Collected data entries:
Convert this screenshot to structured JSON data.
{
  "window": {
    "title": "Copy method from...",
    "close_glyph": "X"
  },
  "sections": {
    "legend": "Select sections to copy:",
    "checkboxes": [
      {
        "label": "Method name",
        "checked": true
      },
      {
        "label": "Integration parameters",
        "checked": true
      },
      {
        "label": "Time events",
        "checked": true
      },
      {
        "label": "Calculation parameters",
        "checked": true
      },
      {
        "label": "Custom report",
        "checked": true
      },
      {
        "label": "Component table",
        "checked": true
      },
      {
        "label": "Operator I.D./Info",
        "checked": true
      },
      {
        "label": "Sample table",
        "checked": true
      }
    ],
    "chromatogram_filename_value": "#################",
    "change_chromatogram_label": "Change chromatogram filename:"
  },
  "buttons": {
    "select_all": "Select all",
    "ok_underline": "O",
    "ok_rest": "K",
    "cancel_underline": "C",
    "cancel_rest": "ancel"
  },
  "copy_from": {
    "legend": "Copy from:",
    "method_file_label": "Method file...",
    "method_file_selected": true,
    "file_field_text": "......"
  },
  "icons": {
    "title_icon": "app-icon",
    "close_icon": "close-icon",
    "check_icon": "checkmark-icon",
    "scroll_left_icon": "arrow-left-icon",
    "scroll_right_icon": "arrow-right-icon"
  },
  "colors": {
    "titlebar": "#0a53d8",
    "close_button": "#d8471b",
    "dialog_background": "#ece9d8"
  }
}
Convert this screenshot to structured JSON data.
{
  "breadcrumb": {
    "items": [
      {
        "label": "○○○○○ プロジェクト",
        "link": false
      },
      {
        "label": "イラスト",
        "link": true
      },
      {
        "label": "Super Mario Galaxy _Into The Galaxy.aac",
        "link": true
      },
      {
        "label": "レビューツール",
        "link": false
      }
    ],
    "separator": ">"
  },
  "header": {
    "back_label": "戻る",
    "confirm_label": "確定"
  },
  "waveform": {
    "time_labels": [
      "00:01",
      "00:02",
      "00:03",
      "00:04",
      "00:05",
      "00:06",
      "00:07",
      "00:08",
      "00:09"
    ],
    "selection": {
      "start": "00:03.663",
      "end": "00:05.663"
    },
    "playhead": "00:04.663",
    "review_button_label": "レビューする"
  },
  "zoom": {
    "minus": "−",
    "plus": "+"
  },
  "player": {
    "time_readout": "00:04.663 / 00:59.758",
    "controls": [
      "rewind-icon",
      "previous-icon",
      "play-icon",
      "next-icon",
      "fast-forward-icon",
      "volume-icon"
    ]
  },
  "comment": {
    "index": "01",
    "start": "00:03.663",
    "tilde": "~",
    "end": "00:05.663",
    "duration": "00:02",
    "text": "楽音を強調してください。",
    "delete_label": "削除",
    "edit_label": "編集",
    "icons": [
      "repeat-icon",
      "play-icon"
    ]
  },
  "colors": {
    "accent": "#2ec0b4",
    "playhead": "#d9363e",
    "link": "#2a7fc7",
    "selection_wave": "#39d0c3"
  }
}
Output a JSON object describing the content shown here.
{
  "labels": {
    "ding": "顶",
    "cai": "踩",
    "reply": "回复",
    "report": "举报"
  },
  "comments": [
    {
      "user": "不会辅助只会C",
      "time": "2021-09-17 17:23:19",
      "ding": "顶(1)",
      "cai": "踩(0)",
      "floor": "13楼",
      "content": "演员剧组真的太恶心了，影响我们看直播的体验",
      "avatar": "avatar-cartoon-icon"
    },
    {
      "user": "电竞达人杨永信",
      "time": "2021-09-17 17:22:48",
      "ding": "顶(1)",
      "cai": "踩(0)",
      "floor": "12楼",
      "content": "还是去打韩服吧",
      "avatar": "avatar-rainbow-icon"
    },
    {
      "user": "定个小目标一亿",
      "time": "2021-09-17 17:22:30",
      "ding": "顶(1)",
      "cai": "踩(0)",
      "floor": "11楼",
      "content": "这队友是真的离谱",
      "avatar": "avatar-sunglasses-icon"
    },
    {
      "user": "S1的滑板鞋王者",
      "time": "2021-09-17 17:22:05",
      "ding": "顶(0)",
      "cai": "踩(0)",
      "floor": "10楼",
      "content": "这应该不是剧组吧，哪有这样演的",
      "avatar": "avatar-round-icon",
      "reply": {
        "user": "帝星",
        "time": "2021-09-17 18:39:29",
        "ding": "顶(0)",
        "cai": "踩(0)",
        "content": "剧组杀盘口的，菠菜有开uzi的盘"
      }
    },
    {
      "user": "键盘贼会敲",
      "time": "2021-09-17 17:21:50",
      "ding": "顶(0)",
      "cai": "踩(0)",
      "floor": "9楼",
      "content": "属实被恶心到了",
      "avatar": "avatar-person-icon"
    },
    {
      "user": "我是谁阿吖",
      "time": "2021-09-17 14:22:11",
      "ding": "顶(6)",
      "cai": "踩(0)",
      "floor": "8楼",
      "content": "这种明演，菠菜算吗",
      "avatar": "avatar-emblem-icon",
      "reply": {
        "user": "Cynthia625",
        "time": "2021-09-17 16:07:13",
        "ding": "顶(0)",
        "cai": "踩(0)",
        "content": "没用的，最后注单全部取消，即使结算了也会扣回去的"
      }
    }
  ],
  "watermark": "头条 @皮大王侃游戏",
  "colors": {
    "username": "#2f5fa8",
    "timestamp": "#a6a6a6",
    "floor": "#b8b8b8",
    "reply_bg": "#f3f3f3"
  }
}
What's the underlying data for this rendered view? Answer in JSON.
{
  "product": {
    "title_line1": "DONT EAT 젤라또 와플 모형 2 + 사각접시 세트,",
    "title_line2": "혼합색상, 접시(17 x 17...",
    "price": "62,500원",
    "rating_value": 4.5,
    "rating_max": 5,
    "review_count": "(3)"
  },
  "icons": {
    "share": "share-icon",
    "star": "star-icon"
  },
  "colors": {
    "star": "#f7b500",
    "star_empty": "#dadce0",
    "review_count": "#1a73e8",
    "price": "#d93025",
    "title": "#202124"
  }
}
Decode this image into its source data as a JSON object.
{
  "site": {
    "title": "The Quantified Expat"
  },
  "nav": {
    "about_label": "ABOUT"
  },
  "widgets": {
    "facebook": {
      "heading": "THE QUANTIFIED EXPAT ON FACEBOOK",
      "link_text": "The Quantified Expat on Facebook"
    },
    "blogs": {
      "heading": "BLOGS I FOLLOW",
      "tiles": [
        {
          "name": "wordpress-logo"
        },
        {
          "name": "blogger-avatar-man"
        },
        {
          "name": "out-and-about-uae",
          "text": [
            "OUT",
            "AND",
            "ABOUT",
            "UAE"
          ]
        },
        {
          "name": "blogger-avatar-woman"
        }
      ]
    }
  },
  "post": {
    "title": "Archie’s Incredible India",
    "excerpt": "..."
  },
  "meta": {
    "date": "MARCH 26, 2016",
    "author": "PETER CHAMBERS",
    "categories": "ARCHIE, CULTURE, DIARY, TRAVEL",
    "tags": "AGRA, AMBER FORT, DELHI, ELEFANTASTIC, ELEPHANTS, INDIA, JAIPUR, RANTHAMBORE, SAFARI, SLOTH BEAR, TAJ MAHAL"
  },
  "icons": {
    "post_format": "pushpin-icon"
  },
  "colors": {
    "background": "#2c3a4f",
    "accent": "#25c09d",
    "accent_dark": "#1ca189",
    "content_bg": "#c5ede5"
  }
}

Written problem:
Return the entries above exactly as they appear.

Finished exercise:
Convert this screenshot to structured JSON data.
{
  "window": {
    "title": "Copy method from...",
    "close_glyph": "X"
  },
  "sections": {
    "legend": "Select sections to copy:",
    "checkboxes": [
      {
        "label": "Method name",
        "checked": true
      },
      {
        "label": "Integration parameters",
        "checked": true
      },
      {
        "label": "Time events",
        "checked": true
      },
      {
        "label": "Calculation parameters",
        "checked": true
      },
      {
        "label": "Custom report",
        "checked": true
      },
      {
        "label": "Component table",
        "checked": true
      },
      {
        "label": "Operator I.D./Info",
        "checked": true
      },
      {
        "label": "Sample table",
        "checked": true
      }
    ],
    "chromatogram_filename_value": "#################",
    "change_chromatogram_label": "Change chromatogram filename:"
  },
  "buttons": {
    "select_all": "Select all",
    "ok_underline": "O",
    "ok_rest": "K",
    "cancel_underline": "C",
    "cancel_rest": "ancel"
  },
  "copy_from": {
    "legend": "Copy from:",
    "method_file_label": "Method file...",
    "method_file_selected": true,
    "file_field_text": "......"
  },
  "icons": {
    "title_icon": "app-icon",
    "close_icon": "close-icon",
    "check_icon": "checkmark-icon",
    "scroll_left_icon": "arrow-left-icon",
    "scroll_right_icon": "arrow-right-icon"
  },
  "colors": {
    "titlebar": "#0a53d8",
    "close_button": "#d8471b",
    "dialog_background": "#ece9d8"
  }
}
Convert this screenshot to structured JSON data.
{
  "breadcrumb": {
    "items": [
      {
        "label": "○○○○○ プロジェクト",
        "link": false
      },
      {
        "label": "イラスト",
        "link": true
      },
      {
        "label": "Super Mario Galaxy _Into The Galaxy.aac",
        "link": true
      },
      {
        "label": "レビューツール",
        "link": false
      }
    ],
    "separator": ">"
  },
  "header": {
    "back_label": "戻る",
    "confirm_label": "確定"
  },
  "waveform": {
    "time_labels": [
      "00:01",
      "00:02",
      "00:03",
      "00:04",
      "00:05",
      "00:06",
      "00:07",
      "00:08",
      "00:09"
    ],
    "selection": {
      "start": "00:03.663",
      "end": "00:05.663"
    },
    "playhead": "00:04.663",
    "review_button_label": "レビューする"
  },
  "zoom": {
    "minus": "−",
    "plus": "+"
  },
  "player": {
    "time_readout": "00:04.663 / 00:59.758",
    "controls": [
      "rewind-icon",
      "previous-icon",
      "play-icon",
      "next-icon",
      "fast-forward-icon",
      "volume-icon"
    ]
  },
  "comment": {
    "index": "01",
    "start": "00:03.663",
    "tilde": "~",
    "end": "00:05.663",
    "duration": "00:02",
    "text": "楽音を強調してください。",
    "delete_label": "削除",
    "edit_label": "編集",
    "icons": [
      "repeat-icon",
      "play-icon"
    ]
  },
  "colors": {
    "accent": "#2ec0b4",
    "playhead": "#d9363e",
    "link": "#2a7fc7",
    "selection_wave": "#39d0c3"
  }
}
Output a JSON object describing the content shown here.
{
  "labels": {
    "ding": "顶",
    "cai": "踩",
    "reply": "回复",
    "report": "举报"
  },
  "comments": [
    {
      "user": "不会辅助只会C",
      "time": "2021-09-17 17:23:19",
      "ding": "顶(1)",
      "cai": "踩(0)",
      "floor": "13楼",
      "content": "演员剧组真的太恶心了，影响我们看直播的体验",
      "avatar": "avatar-cartoon-icon"
    },
    {
      "user": "电竞达人杨永信",
      "time": "2021-09-17 17:22:48",
      "ding": "顶(1)",
      "cai": "踩(0)",
      "floor": "12楼",
      "content": "还是去打韩服吧",
      "avatar": "avatar-rainbow-icon"
    },
    {
      "user": "定个小目标一亿",
      "time": "2021-09-17 17:22:30",
      "ding": "顶(1)",
      "cai": "踩(0)",
      "floor": "11楼",
      "content": "这队友是真的离谱",
      "avatar": "avatar-sunglasses-icon"
    },
    {
      "user": "S1的滑板鞋王者",
      "time": "2021-09-17 17:22:05",
      "ding": "顶(0)",
      "cai": "踩(0)",
      "floor": "10楼",
      "content": "这应该不是剧组吧，哪有这样演的",
      "avatar": "avatar-round-icon",
      "reply": {
        "user": "帝星",
        "time": "2021-09-17 18:39:29",
        "ding": "顶(0)",
        "cai": "踩(0)",
        "content": "剧组杀盘口的，菠菜有开uzi的盘"
      }
    },
    {
      "user": "键盘贼会敲",
      "time": "2021-09-17 17:21:50",
      "ding": "顶(0)",
      "cai": "踩(0)",
      "floor": "9楼",
      "content": "属实被恶心到了",
      "avatar": "avatar-person-icon"
    },
    {
      "user": "我是谁阿吖",
      "time": "2021-09-17 14:22:11",
      "ding": "顶(6)",
      "cai": "踩(0)",
      "floor": "8楼",
      "content": "这种明演，菠菜算吗",
      "avatar": "avatar-emblem-icon",
      "reply": {
        "user": "Cynthia625",
        "time": "2021-09-17 16:07:13",
        "ding": "顶(0)",
        "cai": "踩(0)",
        "content": "没用的，最后注单全部取消，即使结算了也会扣回去的"
      }
    }
  ],
  "watermark": "头条 @皮大王侃游戏",
  "colors": {
    "username": "#2f5fa8",
    "timestamp": "#a6a6a6",
    "floor": "#b8b8b8",
    "reply_bg": "#f3f3f3"
  }
}
What's the underlying data for this rendered view? Answer in JSON.
{
  "product": {
    "title_line1": "DONT EAT 젤라또 와플 모형 2 + 사각접시 세트,",
    "title_line2": "혼합색상, 접시(17 x 17...",
    "price": "62,500원",
    "rating_value": 4.5,
    "rating_max": 5,
    "review_count": "(3)"
  },
  "icons": {
    "share": "share-icon",
    "star": "star-icon"
  },
  "colors": {
    "star": "#f7b500",
    "star_empty": "#dadce0",
    "review_count": "#1a73e8",
    "price": "#d93025",
    "title": "#202124"
  }
}
Decode this image into its source data as a JSON object.
{
  "site": {
    "title": "The Quantified Expat"
  },
  "nav": {
    "about_label": "ABOUT"
  },
  "widgets": {
    "facebook": {
      "heading": "THE QUANTIFIED EXPAT ON FACEBOOK",
      "link_text": "The Quantified Expat on Facebook"
    },
    "blogs": {
      "heading": "BLOGS I FOLLOW",
      "tiles": [
        {
          "name": "wordpress-logo"
        },
        {
          "name": "blogger-avatar-man"
        },
        {
          "name": "out-and-about-uae",
          "text": [
            "OUT",
            "AND",
            "ABOUT",
            "UAE"
          ]
        },
        {
          "name": "blogger-avatar-woman"
        }
      ]
    }
  },
  "post": {
    "title": "Archie’s Incredible India",
    "excerpt": "..."
  },
  "meta": {
    "date": "MARCH 26, 2016",
    "author": "PETER CHAMBERS",
    "categories": "ARCHIE, CULTURE, DIARY, TRAVEL",
    "tags": "AGRA, AMBER FORT, DELHI, ELEFANTASTIC, ELEPHANTS, INDIA, JAIPUR, RANTHAMBORE, SAFARI, SLOTH BEAR, TAJ MAHAL"
  },
  "icons": {
    "post_format": "pushpin-icon"
  },
  "colors": {
    "background": "#2c3a4f",
    "accent": "#25c09d",
    "accent_dark": "#1ca189",
    "content_bg": "#c5ede5"
  }
}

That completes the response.